─── EXTRACTED ENTRIES ───

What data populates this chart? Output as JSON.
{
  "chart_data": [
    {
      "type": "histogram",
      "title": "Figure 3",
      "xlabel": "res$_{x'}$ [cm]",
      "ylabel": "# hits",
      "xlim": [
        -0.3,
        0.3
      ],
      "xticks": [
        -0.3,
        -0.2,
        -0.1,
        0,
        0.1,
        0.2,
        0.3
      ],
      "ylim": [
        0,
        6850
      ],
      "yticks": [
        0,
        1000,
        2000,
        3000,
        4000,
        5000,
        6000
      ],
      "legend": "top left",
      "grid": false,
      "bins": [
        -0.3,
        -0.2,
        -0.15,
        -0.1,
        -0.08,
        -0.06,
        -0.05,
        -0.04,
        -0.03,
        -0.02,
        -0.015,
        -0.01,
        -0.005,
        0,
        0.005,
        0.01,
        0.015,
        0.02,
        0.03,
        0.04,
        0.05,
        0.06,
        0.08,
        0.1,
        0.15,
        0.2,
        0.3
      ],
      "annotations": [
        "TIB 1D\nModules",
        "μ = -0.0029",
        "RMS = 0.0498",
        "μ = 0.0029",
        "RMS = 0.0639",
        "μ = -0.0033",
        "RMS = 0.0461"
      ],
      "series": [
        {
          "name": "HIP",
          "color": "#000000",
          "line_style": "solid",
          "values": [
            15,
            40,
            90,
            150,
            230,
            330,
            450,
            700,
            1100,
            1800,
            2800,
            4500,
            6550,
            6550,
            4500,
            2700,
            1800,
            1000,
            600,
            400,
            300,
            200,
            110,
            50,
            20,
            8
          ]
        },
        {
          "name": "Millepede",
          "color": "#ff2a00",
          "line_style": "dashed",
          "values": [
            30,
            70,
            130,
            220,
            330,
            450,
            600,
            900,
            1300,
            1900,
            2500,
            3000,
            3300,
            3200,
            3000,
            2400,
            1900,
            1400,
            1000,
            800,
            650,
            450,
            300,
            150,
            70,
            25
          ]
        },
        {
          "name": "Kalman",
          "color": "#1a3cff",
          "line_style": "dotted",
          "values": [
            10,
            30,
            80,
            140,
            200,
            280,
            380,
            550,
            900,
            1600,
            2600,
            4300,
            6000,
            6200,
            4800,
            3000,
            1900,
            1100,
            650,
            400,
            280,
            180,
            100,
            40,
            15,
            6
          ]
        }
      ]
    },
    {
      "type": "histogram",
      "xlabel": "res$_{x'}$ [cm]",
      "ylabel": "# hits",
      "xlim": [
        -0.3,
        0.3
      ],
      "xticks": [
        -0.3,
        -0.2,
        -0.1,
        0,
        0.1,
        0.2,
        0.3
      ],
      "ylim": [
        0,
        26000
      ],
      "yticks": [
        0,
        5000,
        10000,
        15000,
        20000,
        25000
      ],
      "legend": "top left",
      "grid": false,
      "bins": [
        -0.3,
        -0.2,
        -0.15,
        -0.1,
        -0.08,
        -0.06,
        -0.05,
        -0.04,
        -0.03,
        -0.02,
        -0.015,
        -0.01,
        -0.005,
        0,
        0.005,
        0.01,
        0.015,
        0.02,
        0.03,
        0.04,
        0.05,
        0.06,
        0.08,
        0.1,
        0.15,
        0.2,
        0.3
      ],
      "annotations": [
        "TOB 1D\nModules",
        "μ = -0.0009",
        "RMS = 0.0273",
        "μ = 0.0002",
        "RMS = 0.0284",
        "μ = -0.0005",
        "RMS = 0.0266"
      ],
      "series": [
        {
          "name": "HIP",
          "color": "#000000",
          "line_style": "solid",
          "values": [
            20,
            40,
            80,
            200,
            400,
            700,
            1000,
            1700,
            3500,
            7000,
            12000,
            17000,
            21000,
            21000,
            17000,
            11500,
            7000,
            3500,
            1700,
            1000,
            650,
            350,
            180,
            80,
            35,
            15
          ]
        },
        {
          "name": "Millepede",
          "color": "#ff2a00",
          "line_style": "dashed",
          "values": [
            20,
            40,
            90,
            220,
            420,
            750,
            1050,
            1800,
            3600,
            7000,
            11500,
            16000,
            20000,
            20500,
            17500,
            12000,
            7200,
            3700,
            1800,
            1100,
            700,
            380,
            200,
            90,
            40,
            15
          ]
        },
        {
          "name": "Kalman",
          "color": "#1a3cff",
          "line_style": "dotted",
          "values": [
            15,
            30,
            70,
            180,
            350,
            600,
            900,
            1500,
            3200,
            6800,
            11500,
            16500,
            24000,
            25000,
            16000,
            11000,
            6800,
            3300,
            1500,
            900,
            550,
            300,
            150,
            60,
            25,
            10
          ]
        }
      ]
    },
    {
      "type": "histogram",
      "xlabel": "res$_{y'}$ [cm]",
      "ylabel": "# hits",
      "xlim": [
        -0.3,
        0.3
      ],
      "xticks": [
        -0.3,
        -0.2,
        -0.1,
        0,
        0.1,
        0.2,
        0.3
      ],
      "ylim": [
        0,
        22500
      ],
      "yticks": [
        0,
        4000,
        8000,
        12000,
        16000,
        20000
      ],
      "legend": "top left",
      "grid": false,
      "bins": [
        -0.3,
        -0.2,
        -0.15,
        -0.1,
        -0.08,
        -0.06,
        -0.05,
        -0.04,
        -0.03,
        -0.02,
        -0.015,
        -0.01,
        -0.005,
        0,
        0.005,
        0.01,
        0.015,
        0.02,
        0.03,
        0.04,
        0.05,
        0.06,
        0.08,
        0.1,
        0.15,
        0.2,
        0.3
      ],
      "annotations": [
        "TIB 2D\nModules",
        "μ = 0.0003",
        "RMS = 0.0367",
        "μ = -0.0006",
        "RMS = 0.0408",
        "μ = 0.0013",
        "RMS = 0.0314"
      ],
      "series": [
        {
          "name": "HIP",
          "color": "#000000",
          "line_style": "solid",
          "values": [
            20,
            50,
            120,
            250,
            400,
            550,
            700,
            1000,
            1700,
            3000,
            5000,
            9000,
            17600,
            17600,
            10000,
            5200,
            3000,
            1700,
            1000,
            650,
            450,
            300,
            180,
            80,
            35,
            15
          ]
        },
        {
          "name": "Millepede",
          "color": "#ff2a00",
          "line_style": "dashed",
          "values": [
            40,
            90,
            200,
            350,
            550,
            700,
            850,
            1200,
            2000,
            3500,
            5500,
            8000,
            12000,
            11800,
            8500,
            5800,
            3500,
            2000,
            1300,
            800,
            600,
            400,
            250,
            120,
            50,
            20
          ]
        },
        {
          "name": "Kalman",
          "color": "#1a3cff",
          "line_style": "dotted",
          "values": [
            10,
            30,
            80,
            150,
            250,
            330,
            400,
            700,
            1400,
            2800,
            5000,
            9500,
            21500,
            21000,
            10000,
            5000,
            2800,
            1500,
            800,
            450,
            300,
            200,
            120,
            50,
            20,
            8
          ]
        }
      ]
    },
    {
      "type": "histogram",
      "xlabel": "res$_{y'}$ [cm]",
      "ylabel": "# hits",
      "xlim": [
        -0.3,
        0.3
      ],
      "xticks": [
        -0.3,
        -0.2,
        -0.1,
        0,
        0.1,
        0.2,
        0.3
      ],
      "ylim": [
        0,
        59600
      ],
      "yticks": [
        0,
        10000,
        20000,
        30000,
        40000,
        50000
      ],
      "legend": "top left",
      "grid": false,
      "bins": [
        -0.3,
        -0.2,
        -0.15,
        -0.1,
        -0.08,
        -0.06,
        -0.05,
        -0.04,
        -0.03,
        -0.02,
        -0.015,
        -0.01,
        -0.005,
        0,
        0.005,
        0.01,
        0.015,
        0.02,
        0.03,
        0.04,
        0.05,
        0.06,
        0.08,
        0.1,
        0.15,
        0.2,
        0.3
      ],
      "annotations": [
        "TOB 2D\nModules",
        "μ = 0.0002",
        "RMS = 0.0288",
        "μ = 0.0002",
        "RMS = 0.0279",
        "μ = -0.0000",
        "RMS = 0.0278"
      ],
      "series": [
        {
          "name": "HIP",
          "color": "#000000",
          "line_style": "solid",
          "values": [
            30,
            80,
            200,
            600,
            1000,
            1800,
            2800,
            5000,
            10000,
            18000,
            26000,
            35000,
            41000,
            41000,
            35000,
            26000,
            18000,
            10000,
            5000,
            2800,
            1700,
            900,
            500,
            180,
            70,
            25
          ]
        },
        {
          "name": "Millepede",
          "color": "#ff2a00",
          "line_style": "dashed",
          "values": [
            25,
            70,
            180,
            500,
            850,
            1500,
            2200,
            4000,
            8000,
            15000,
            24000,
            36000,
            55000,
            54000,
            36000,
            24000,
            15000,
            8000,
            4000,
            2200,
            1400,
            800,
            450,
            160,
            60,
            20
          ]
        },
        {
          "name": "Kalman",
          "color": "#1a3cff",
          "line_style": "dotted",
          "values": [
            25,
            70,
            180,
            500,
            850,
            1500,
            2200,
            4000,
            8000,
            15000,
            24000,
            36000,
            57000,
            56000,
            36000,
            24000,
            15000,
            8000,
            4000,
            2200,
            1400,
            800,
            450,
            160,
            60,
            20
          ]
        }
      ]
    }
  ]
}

───

Pick out all lines from the data above in which the word "nModules" appears.

TASK SOLUTION:
        "TIB 1D\nModules",
        "TOB 1D\nModules",
        "TIB 2D\nModules",
        "TOB 2D\nModules",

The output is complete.